Exercise instructions => Reproduce the following lines in full, character for character.
>> Begin Source records
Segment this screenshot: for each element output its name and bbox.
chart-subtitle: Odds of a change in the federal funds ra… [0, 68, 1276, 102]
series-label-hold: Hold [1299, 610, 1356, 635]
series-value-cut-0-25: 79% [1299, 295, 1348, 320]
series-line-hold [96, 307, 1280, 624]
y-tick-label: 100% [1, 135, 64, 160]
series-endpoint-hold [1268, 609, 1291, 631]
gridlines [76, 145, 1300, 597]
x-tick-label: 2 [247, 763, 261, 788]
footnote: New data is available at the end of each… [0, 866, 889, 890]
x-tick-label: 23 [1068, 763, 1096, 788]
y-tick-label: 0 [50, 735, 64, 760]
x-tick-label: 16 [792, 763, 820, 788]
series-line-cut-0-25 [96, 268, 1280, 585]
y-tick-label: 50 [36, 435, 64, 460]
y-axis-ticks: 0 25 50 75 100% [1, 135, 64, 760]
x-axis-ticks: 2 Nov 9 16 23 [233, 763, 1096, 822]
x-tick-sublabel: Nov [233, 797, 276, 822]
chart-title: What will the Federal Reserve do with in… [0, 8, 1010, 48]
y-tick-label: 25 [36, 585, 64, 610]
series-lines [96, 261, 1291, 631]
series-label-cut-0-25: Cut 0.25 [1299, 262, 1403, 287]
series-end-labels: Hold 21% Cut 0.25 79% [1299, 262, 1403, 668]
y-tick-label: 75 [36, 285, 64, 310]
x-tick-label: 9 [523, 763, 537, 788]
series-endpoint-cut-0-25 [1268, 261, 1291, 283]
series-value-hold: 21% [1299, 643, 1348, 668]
>> End Source records
Correct output =>
Segment this screenshot: for each element output its name and bbox.
chart-subtitle: Odds of a change in the federal funds ra… [0, 68, 1276, 102]
series-label-hold: Hold [1299, 610, 1356, 635]
series-value-cut-0-25: 79% [1299, 295, 1348, 320]
series-line-hold [96, 307, 1280, 624]
y-tick-label: 100% [1, 135, 64, 160]
series-endpoint-hold [1268, 609, 1291, 631]
gridlines [76, 145, 1300, 597]
x-tick-label: 2 [247, 763, 261, 788]
footnote: New data is available at the end of each… [0, 866, 889, 890]
x-tick-label: 23 [1068, 763, 1096, 788]
y-tick-label: 0 [50, 735, 64, 760]
x-tick-label: 16 [792, 763, 820, 788]
series-line-cut-0-25 [96, 268, 1280, 585]
y-tick-label: 50 [36, 435, 64, 460]
y-axis-ticks: 0 25 50 75 100% [1, 135, 64, 760]
x-axis-ticks: 2 Nov 9 16 23 [233, 763, 1096, 822]
x-tick-sublabel: Nov [233, 797, 276, 822]
chart-title: What will the Federal Reserve do with in… [0, 8, 1010, 48]
y-tick-label: 25 [36, 585, 64, 610]
series-lines [96, 261, 1291, 631]
series-label-cut-0-25: Cut 0.25 [1299, 262, 1403, 287]
series-end-labels: Hold 21% Cut 0.25 79% [1299, 262, 1403, 668]
y-tick-label: 75 [36, 285, 64, 310]
x-tick-label: 9 [523, 763, 537, 788]
series-endpoint-cut-0-25 [1268, 261, 1291, 283]
series-value-hold: 21% [1299, 643, 1348, 668]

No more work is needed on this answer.